Отрывок из текста:
****************

Я пошел на кухню и увидел двух «нездешних мужичков»: один – маленький, косолапый и чрезвычайно безобразный, похожий на калмыка или татарина; другой – самый обыкновенный русский парень, в тулупе, в рукавицах и валенках, с красным от мороза, очень здоровым и спокойным лицом.

– Не узнаешь меня, брат Дмитрий?

– Не узнаю.

– Я брат твой Александр.

– Какой Александр?

– В миру меня звали Добролюбовым…

Они остались у меня обедать. Оба не ели мяса, и для них сварили молочную кашу. Иногда, во время беседы, брат Александр вдруг обращался ко мне со своей детской улыбкой.

****************

Записи набора данных:
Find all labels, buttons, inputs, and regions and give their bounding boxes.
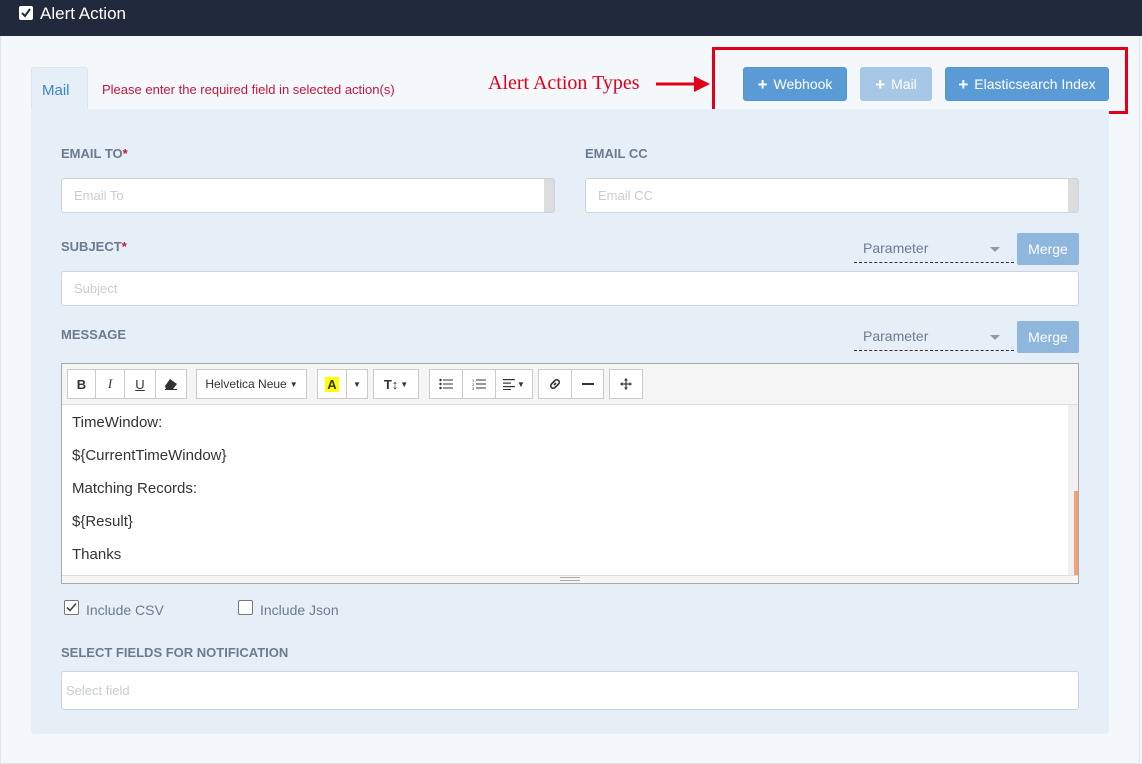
message-line: ${CurrentTimeWindow} [72,447,227,464]
message-editor: B I U Helvetica Neue ▼ A ▼ T↕ ▼ 123 ▼ Ti… [61,363,1079,584]
add-webhook-button[interactable]: + Webhook [743,67,847,101]
elasticsearch-button-label: Elasticsearch Index [974,76,1096,92]
webhook-button-label: Webhook [773,76,833,92]
plus-icon: + [757,74,768,94]
italic-button[interactable]: I [95,369,125,399]
editor-resize-handle[interactable] [62,575,1078,583]
email-to-label: EMAIL TO* [61,146,128,161]
include-csv-label: Include CSV [86,602,164,618]
subject-parameter-select[interactable]: Parameter [854,233,1014,263]
list-ol-icon: 123 [472,378,486,390]
subject-input[interactable]: Subject [61,271,1079,306]
mail-button-label: Mail [891,76,917,92]
align-dropdown[interactable]: ▼ [495,369,533,399]
svg-text:3: 3 [472,386,475,390]
editor-toolbar: B I U Helvetica Neue ▼ A ▼ T↕ ▼ 123 ▼ [62,364,1078,405]
underline-button[interactable]: U [124,369,156,399]
hr-icon [581,383,594,385]
font-color-button[interactable]: A [317,369,347,399]
include-json-checkbox[interactable] [238,600,253,615]
page-title: Alert Action [40,4,126,23]
select-fields-label: SELECT FIELDS FOR NOTIFICATION [61,645,289,660]
required-field-message: Please enter the required field in selec… [102,82,395,97]
bold-button[interactable]: B [67,369,96,399]
horizontal-rule-button[interactable] [571,369,604,399]
clear-format-button[interactable] [155,369,187,399]
ordered-list-button[interactable]: 123 [462,369,496,399]
editor-scrollbar-thumb[interactable] [1074,491,1078,575]
link-icon [550,379,560,389]
plus-icon: + [875,74,886,94]
caret-down-icon: ▼ [517,379,525,389]
include-json-label: Include Json [260,602,339,618]
email-to-input[interactable]: Email To [61,178,555,213]
font-color-dropdown[interactable]: ▼ [346,369,368,399]
grip-icon [560,577,580,581]
message-merge-button[interactable]: Merge [1017,321,1079,353]
message-line: ${Result} [72,513,133,530]
chevron-down-icon [990,335,1000,340]
editor-scrollbar[interactable] [1068,405,1078,575]
list-ul-icon [439,378,453,390]
message-line: Matching Records: [72,480,198,497]
font-name-dropdown[interactable]: Helvetica Neue ▼ [196,369,307,399]
caret-down-icon: ▼ [289,379,298,389]
caret-down-icon: ▼ [353,379,361,389]
font-size-dropdown[interactable]: T↕ ▼ [373,369,419,399]
editor-content[interactable]: TimeWindow: ${CurrentTimeWindow} Matchin… [62,405,1068,575]
subject-label: SUBJECT* [61,239,127,254]
header-bar: Alert Action [0,0,1142,36]
caret-down-icon: ▼ [400,379,409,389]
chevron-down-icon [990,247,1000,252]
link-button[interactable] [538,369,572,399]
annotation-label: Alert Action Types [488,72,640,94]
checkbox-icon[interactable] [19,6,33,20]
plus-icon: + [958,74,969,94]
align-icon [503,379,516,390]
add-elasticsearch-index-button[interactable]: + Elasticsearch Index [945,67,1109,101]
eraser-icon [165,379,177,390]
check-icon [66,602,77,612]
arrow-right-icon [656,76,710,92]
message-line: Thanks [72,546,122,563]
tab-mail[interactable]: Mail [31,67,88,110]
tab-mail-label: Mail [42,82,70,99]
add-mail-button[interactable]: + Mail [860,67,932,101]
unordered-list-button[interactable] [429,369,463,399]
message-label: MESSAGE [61,327,127,342]
email-cc-label: EMAIL CC [585,146,648,161]
subject-merge-button[interactable]: Merge [1017,233,1079,265]
fullscreen-button[interactable] [609,369,643,399]
fullscreen-icon [620,378,632,390]
include-csv-checkbox[interactable] [64,600,79,615]
email-to-scrollbar[interactable] [544,179,554,212]
email-cc-input[interactable]: Email CC [585,178,1079,213]
message-parameter-select[interactable]: Parameter [854,321,1014,351]
select-fields-input[interactable]: Select field [61,671,1079,710]
message-line: TimeWindow: [72,414,163,431]
email-cc-scrollbar[interactable] [1068,179,1078,212]
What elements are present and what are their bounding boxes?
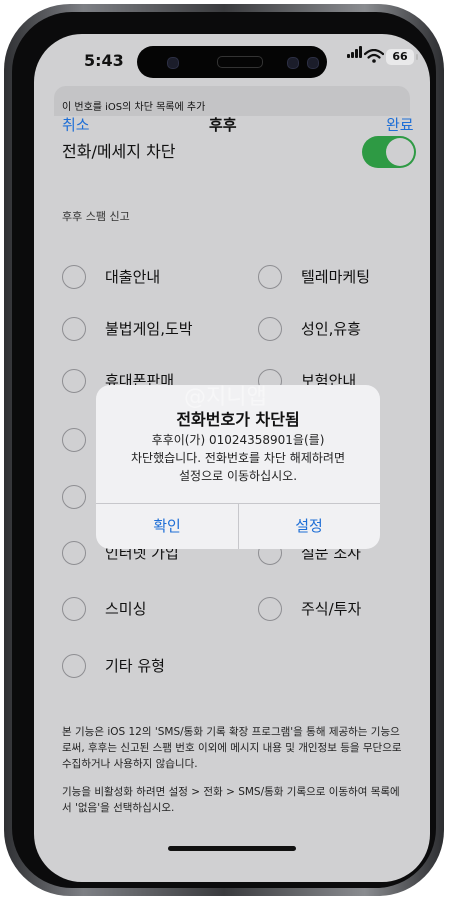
footer-notice: 본 기능은 iOS 12의 'SMS/통화 기록 확장 프로그램'을 통해 제공…	[62, 726, 402, 770]
confirm-button[interactable]: 확인	[96, 503, 238, 549]
phone-frame: 5:43 66 이 번호를 iOS의 차단 목록에 추가 취소 후후 완료 전화…	[4, 4, 444, 896]
status-bar: 5:43 66	[34, 34, 430, 84]
dialog-message-line: 차단했습니다. 전화번호를 차단 해제하려면	[131, 451, 345, 465]
sensor-icon	[287, 57, 299, 69]
radio-icon	[258, 317, 282, 341]
watermark: @지니앱	[184, 385, 267, 410]
toggle-knob	[386, 138, 414, 166]
settings-button[interactable]: 설정	[238, 503, 380, 549]
option-label: 불법게임,도박	[105, 320, 193, 338]
section-header: 후후 스팸 신고	[62, 210, 130, 223]
option-label: 대출안내	[105, 268, 161, 286]
block-toggle[interactable]	[362, 136, 416, 168]
camera-icon	[167, 57, 179, 69]
wifi-icon	[364, 49, 384, 63]
radio-icon	[258, 265, 282, 289]
dialog-message-line: 설정으로 이동하십시오.	[178, 469, 298, 483]
radio-icon	[62, 485, 86, 509]
nav-hint: 이 번호를 iOS의 차단 목록에 추가	[62, 102, 206, 113]
dialog-message: 후후이(가) 01024358901을(를) 차단했습니다. 전화번호를 차단 …	[108, 431, 368, 485]
cancel-button[interactable]: 취소	[62, 114, 90, 135]
radio-icon	[62, 541, 86, 565]
radio-icon	[62, 317, 86, 341]
sensor-icon	[307, 57, 319, 69]
dialog-message-line: 후후이(가) 01024358901을(를)	[151, 433, 325, 447]
battery-tip	[416, 54, 418, 60]
home-indicator[interactable]	[168, 846, 296, 851]
screen: 5:43 66 이 번호를 iOS의 차단 목록에 추가 취소 후후 완료 전화…	[34, 34, 430, 882]
speaker-icon	[217, 56, 263, 68]
option-label: 기타 유형	[105, 657, 165, 675]
status-time: 5:43	[84, 51, 124, 70]
option-label: 스미싱	[105, 600, 147, 618]
option-label: 성인,유흥	[301, 320, 361, 338]
battery-icon: 66	[386, 49, 414, 65]
radio-icon	[258, 597, 282, 621]
done-button[interactable]: 완료	[386, 114, 414, 135]
footer-disable-hint: 기능을 비활성화 하려면 설정 > 전화 > SMS/통화 기록으로 이동하여 …	[62, 786, 400, 814]
radio-icon	[62, 597, 86, 621]
radio-icon	[62, 265, 86, 289]
radio-icon	[62, 369, 86, 393]
radio-icon	[62, 654, 86, 678]
block-label: 전화/메세지 차단	[62, 142, 176, 161]
option-label: 주식/투자	[301, 600, 362, 618]
nav-title: 후후	[209, 116, 237, 134]
option-label: 텔레마케팅	[301, 268, 371, 286]
phone-bezel: 5:43 66 이 번호를 iOS의 차단 목록에 추가 취소 후후 완료 전화…	[12, 12, 436, 888]
radio-icon	[62, 428, 86, 452]
dynamic-island	[137, 46, 327, 78]
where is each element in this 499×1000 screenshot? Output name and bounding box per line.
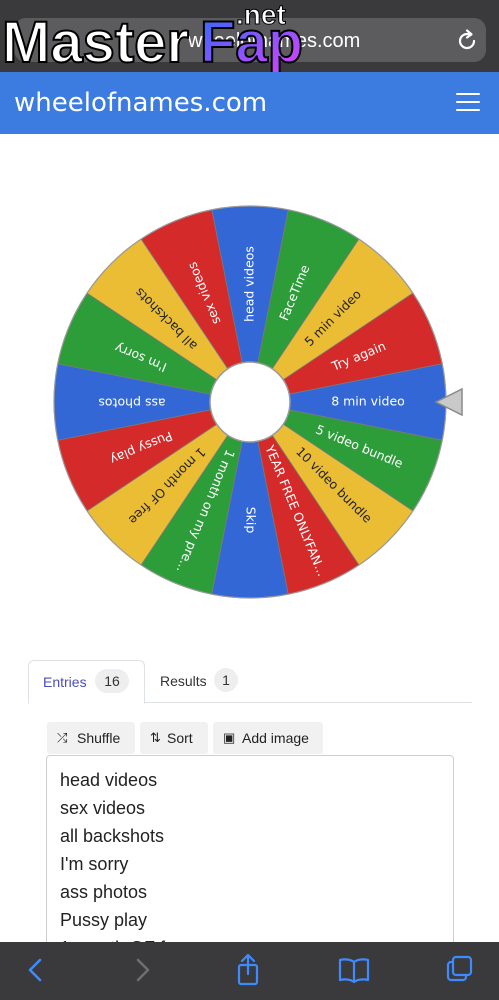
entry-line: Pussy play [60, 910, 148, 930]
tab-results-count: 1 [214, 668, 238, 692]
shuffle-label: Shuffle [77, 730, 121, 746]
wheel-segment-label: 8 min video [331, 394, 405, 409]
reload-icon[interactable] [454, 28, 480, 54]
tab-entries-count: 16 [95, 669, 129, 693]
svg-text:Master: Master [2, 10, 189, 72]
share-icon[interactable] [228, 950, 268, 990]
wheel[interactable]: head videos FaceTime5 min videoTry again8… [0, 134, 499, 654]
shuffle-icon: ⤮ [57, 730, 68, 745]
bookmarks-icon[interactable] [334, 950, 374, 990]
watermark-logo: Master Fap .net [1, 0, 304, 72]
tab-entries-label: Entries [43, 674, 87, 690]
entry-line: I'm sorry [60, 854, 129, 874]
entry-line: head videos [60, 770, 158, 790]
sort-icon: ⇅ [150, 730, 161, 745]
hamburger-icon[interactable] [456, 93, 480, 113]
wheel-center-hub [209, 361, 291, 443]
entries-textarea[interactable]: head videos sex videos all backshots I'm… [46, 755, 454, 957]
wheel-container[interactable]: head videos FaceTime 5 min video Try again 8… [0, 134, 499, 654]
shuffle-button[interactable]: ⤮ Shuffle [47, 722, 135, 754]
wheel-segment-label: Skip [244, 507, 259, 534]
image-icon: ▣ [223, 730, 236, 745]
add-image-button[interactable]: ▣ Add image [213, 722, 323, 754]
back-icon[interactable] [16, 950, 56, 990]
wheel-segment-label: head videos [242, 246, 257, 322]
sort-label: Sort [167, 730, 193, 746]
wheel-segment-label: ass photos [98, 396, 165, 411]
tab-results[interactable]: Results 1 [146, 660, 256, 702]
svg-text:.net: .net [236, 0, 286, 30]
tabs-icon[interactable] [440, 950, 480, 990]
brand-title[interactable]: wheelofnames.com [14, 88, 267, 118]
tab-results-label: Results [160, 673, 207, 689]
tab-entries[interactable]: Entries 16 [28, 660, 145, 704]
entry-line: sex videos [60, 798, 146, 818]
entry-line: ass photos [60, 882, 148, 902]
sort-button[interactable]: ⇅ Sort [140, 722, 208, 754]
add-image-label: Add image [242, 730, 309, 746]
forward-icon[interactable] [122, 950, 162, 990]
entry-line: all backshots [60, 826, 165, 846]
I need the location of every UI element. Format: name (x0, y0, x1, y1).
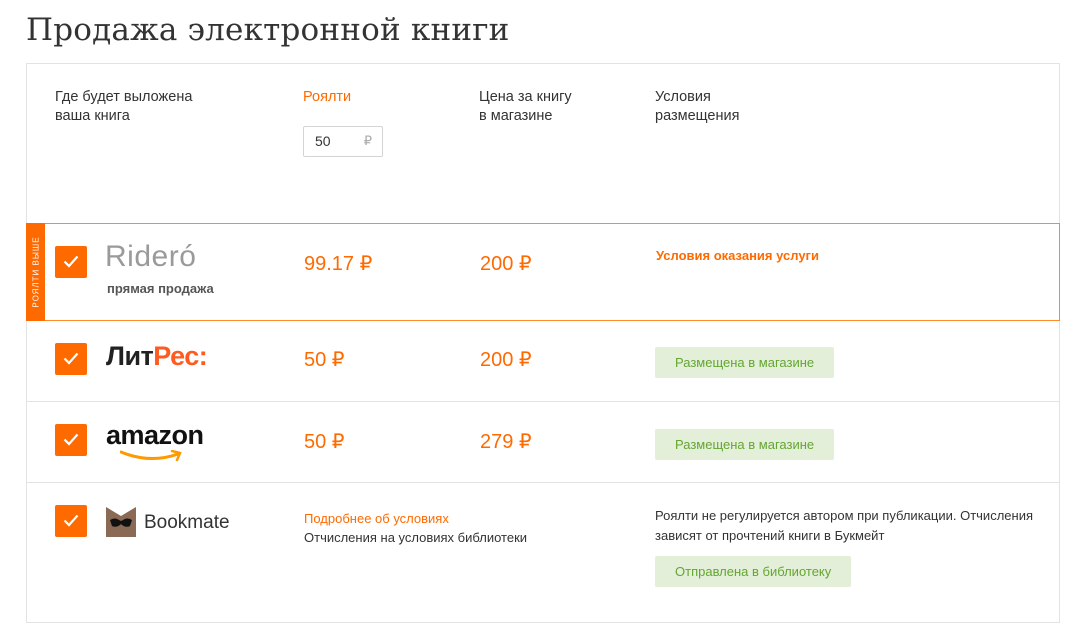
ridero-royalty: 99.17 ₽ (304, 253, 373, 275)
royalty-input-value[interactable]: 50 (315, 133, 331, 149)
bookmate-logo: Bookmate (106, 507, 230, 542)
service-terms-link[interactable]: Условия оказания услуги (656, 248, 819, 263)
checkmark-icon (63, 255, 79, 268)
amazon-status-badge: Размещена в магазине (655, 429, 835, 460)
litres-price: 200 ₽ (480, 349, 532, 371)
store-row-litres: ЛитРес: 50 ₽ 200 ₽ Размещена в магазине (27, 321, 1059, 401)
bookmate-terms-note: Роялти не регулируется автором при публи… (655, 508, 1033, 543)
amazon-royalty: 50 ₽ (304, 431, 345, 453)
bookmate-status-badge: Отправлена в библиотеку (655, 556, 852, 587)
store-row-ridero: роялти выше Rideró прямая продажа 99.17 … (26, 223, 1060, 321)
header-royalty: Роялти (303, 89, 352, 105)
checkmark-icon (63, 433, 79, 446)
litres-checkbox[interactable] (55, 343, 87, 375)
ridero-subtitle: прямая продажа (107, 281, 214, 296)
ridero-price: 200 ₽ (480, 253, 532, 275)
bookmate-checkbox[interactable] (55, 505, 87, 537)
ruble-icon: ₽ (363, 133, 372, 148)
checkmark-icon (63, 514, 79, 527)
header-terms: Условия размещения (655, 89, 740, 124)
litres-status-badge: Размещена в магазине (655, 347, 835, 378)
bookmate-royalty-note: Отчисления на условиях библиотеки (304, 530, 528, 545)
sales-panel: Где будет выложена ваша книга Роялти 50 … (26, 63, 1060, 623)
amazon-smile-icon (120, 450, 182, 462)
amazon-price: 279 ₽ (480, 431, 532, 453)
header-price: Цена за книгу в магазине (479, 89, 572, 124)
royalty-input[interactable]: 50 ₽ (303, 126, 383, 157)
litres-royalty: 50 ₽ (304, 349, 345, 371)
royalty-higher-ribbon: роялти выше (26, 223, 45, 321)
royalty-details-link[interactable]: Подробнее об условиях (304, 511, 449, 526)
ridero-checkbox[interactable] (55, 246, 87, 278)
store-row-bookmate: Bookmate Подробнее об условиях Отчислени… (27, 482, 1059, 623)
bookmate-mask-icon (106, 507, 136, 537)
litres-logo: ЛитРес: (106, 341, 208, 371)
amazon-checkbox[interactable] (55, 424, 87, 456)
page-title: Продажа электронной книги (26, 12, 510, 48)
amazon-logo: amazon (106, 420, 204, 462)
ridero-logo: Rideró (105, 240, 197, 273)
header-where: Где будет выложена ваша книга (55, 89, 193, 124)
checkmark-icon (63, 352, 79, 365)
store-row-amazon: amazon 50 ₽ 279 ₽ Размещена в магазине (27, 401, 1059, 482)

****************

Описание задания:
Изложите в виде краткого списка абзац отрывка, который начинается словами «Я пошел на кухню», сохранив его основные сведения.

Ответ:
- Рассказчик пошел на кухню и увидел там двух «нездешних мужичков».
- Первый: маленький, косолапый, крайне безобразный, похожий на калмыка или татарина.
- Второй: обыкновенный русский парень в тулупе, рукавицах и валенках, с красным от мороза, здоровым и спокойным лицом.